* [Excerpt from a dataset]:
########################################
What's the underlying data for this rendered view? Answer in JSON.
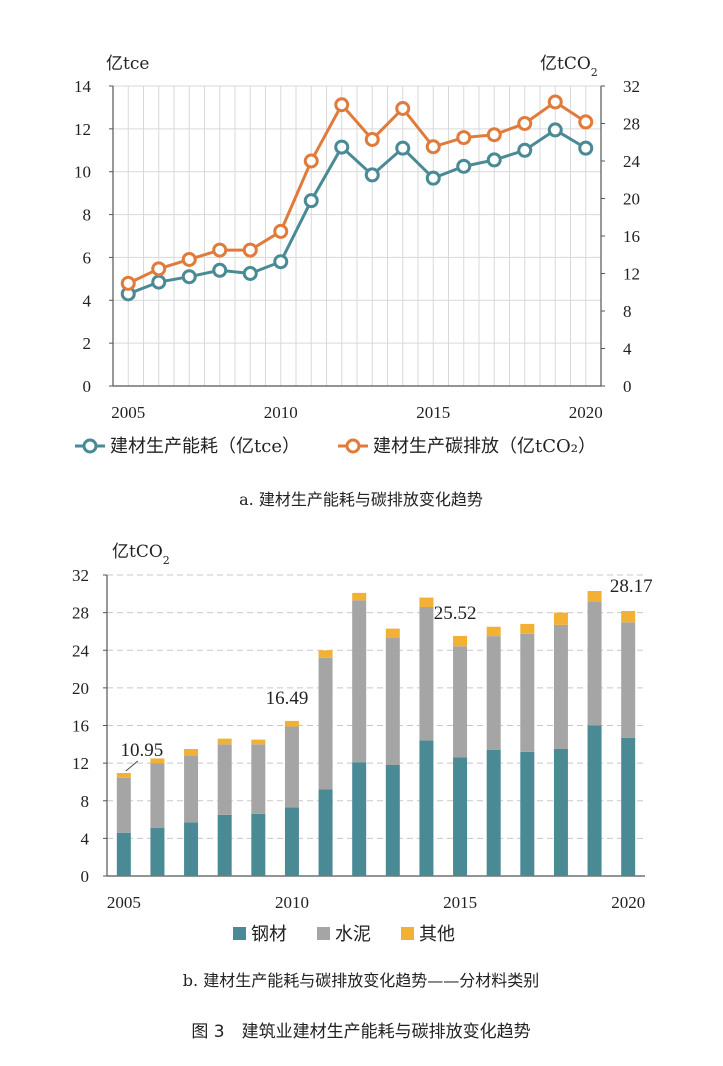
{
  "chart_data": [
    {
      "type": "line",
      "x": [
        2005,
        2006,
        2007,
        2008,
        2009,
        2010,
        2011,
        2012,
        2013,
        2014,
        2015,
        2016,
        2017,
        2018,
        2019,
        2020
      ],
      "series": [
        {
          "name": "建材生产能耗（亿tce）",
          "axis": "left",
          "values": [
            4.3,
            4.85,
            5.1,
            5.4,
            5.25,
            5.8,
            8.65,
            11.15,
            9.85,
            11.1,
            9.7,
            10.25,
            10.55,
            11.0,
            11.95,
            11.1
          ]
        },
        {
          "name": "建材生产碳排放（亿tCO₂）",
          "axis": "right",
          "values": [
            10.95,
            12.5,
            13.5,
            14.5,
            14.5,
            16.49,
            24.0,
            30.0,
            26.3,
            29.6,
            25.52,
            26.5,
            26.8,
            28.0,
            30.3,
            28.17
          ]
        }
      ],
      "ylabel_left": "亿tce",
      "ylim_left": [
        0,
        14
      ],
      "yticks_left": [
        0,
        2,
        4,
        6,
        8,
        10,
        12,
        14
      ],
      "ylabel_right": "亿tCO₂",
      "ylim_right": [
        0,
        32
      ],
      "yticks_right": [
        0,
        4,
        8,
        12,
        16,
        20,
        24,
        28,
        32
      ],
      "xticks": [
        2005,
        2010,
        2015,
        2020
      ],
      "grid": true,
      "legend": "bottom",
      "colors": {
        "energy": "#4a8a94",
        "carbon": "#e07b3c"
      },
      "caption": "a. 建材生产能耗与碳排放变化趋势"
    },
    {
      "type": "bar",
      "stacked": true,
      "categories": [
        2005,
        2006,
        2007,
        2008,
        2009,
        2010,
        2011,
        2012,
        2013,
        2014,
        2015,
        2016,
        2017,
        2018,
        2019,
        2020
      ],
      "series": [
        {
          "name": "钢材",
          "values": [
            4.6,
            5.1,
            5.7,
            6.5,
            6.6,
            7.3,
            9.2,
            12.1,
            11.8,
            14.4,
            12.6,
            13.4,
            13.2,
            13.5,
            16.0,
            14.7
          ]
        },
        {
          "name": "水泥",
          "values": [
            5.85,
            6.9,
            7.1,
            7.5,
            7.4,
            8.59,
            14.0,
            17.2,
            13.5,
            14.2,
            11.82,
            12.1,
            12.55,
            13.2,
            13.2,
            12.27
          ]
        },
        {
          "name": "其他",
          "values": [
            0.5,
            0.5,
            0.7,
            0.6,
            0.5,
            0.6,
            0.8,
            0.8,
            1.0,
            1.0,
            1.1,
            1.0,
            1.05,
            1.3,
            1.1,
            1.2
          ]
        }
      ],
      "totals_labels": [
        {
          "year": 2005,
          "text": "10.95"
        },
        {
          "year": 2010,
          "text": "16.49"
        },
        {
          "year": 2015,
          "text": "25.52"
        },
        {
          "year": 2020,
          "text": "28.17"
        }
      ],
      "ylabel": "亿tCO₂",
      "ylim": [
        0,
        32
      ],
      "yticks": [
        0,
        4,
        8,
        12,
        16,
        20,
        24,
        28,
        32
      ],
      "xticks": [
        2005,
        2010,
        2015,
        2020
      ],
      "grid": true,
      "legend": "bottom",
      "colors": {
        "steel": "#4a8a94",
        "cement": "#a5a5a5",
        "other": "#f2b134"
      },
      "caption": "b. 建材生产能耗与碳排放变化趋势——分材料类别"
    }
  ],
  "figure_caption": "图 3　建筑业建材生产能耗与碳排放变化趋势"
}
########################################
* [SET TASK]: Retype the listing exactly. Pictures do not belong in the copy.

* [SOLUTION TO THE PROBLEM]:
What's the underlying data for this rendered view? Answer in JSON.
{
  "chart_data": [
    {
      "type": "line",
      "x": [
        2005,
        2006,
        2007,
        2008,
        2009,
        2010,
        2011,
        2012,
        2013,
        2014,
        2015,
        2016,
        2017,
        2018,
        2019,
        2020
      ],
      "series": [
        {
          "name": "建材生产能耗（亿tce）",
          "axis": "left",
          "values": [
            4.3,
            4.85,
            5.1,
            5.4,
            5.25,
            5.8,
            8.65,
            11.15,
            9.85,
            11.1,
            9.7,
            10.25,
            10.55,
            11.0,
            11.95,
            11.1
          ]
        },
        {
          "name": "建材生产碳排放（亿tCO₂）",
          "axis": "right",
          "values": [
            10.95,
            12.5,
            13.5,
            14.5,
            14.5,
            16.49,
            24.0,
            30.0,
            26.3,
            29.6,
            25.52,
            26.5,
            26.8,
            28.0,
            30.3,
            28.17
          ]
        }
      ],
      "ylabel_left": "亿tce",
      "ylim_left": [
        0,
        14
      ],
      "yticks_left": [
        0,
        2,
        4,
        6,
        8,
        10,
        12,
        14
      ],
      "ylabel_right": "亿tCO₂",
      "ylim_right": [
        0,
        32
      ],
      "yticks_right": [
        0,
        4,
        8,
        12,
        16,
        20,
        24,
        28,
        32
      ],
      "xticks": [
        2005,
        2010,
        2015,
        2020
      ],
      "grid": true,
      "legend": "bottom",
      "colors": {
        "energy": "#4a8a94",
        "carbon": "#e07b3c"
      },
      "caption": "a. 建材生产能耗与碳排放变化趋势"
    },
    {
      "type": "bar",
      "stacked": true,
      "categories": [
        2005,
        2006,
        2007,
        2008,
        2009,
        2010,
        2011,
        2012,
        2013,
        2014,
        2015,
        2016,
        2017,
        2018,
        2019,
        2020
      ],
      "series": [
        {
          "name": "钢材",
          "values": [
            4.6,
            5.1,
            5.7,
            6.5,
            6.6,
            7.3,
            9.2,
            12.1,
            11.8,
            14.4,
            12.6,
            13.4,
            13.2,
            13.5,
            16.0,
            14.7
          ]
        },
        {
          "name": "水泥",
          "values": [
            5.85,
            6.9,
            7.1,
            7.5,
            7.4,
            8.59,
            14.0,
            17.2,
            13.5,
            14.2,
            11.82,
            12.1,
            12.55,
            13.2,
            13.2,
            12.27
          ]
        },
        {
          "name": "其他",
          "values": [
            0.5,
            0.5,
            0.7,
            0.6,
            0.5,
            0.6,
            0.8,
            0.8,
            1.0,
            1.0,
            1.1,
            1.0,
            1.05,
            1.3,
            1.1,
            1.2
          ]
        }
      ],
      "totals_labels": [
        {
          "year": 2005,
          "text": "10.95"
        },
        {
          "year": 2010,
          "text": "16.49"
        },
        {
          "year": 2015,
          "text": "25.52"
        },
        {
          "year": 2020,
          "text": "28.17"
        }
      ],
      "ylabel": "亿tCO₂",
      "ylim": [
        0,
        32
      ],
      "yticks": [
        0,
        4,
        8,
        12,
        16,
        20,
        24,
        28,
        32
      ],
      "xticks": [
        2005,
        2010,
        2015,
        2020
      ],
      "grid": true,
      "legend": "bottom",
      "colors": {
        "steel": "#4a8a94",
        "cement": "#a5a5a5",
        "other": "#f2b134"
      },
      "caption": "b. 建材生产能耗与碳排放变化趋势——分材料类别"
    }
  ],
  "figure_caption": "图 3　建筑业建材生产能耗与碳排放变化趋势"
}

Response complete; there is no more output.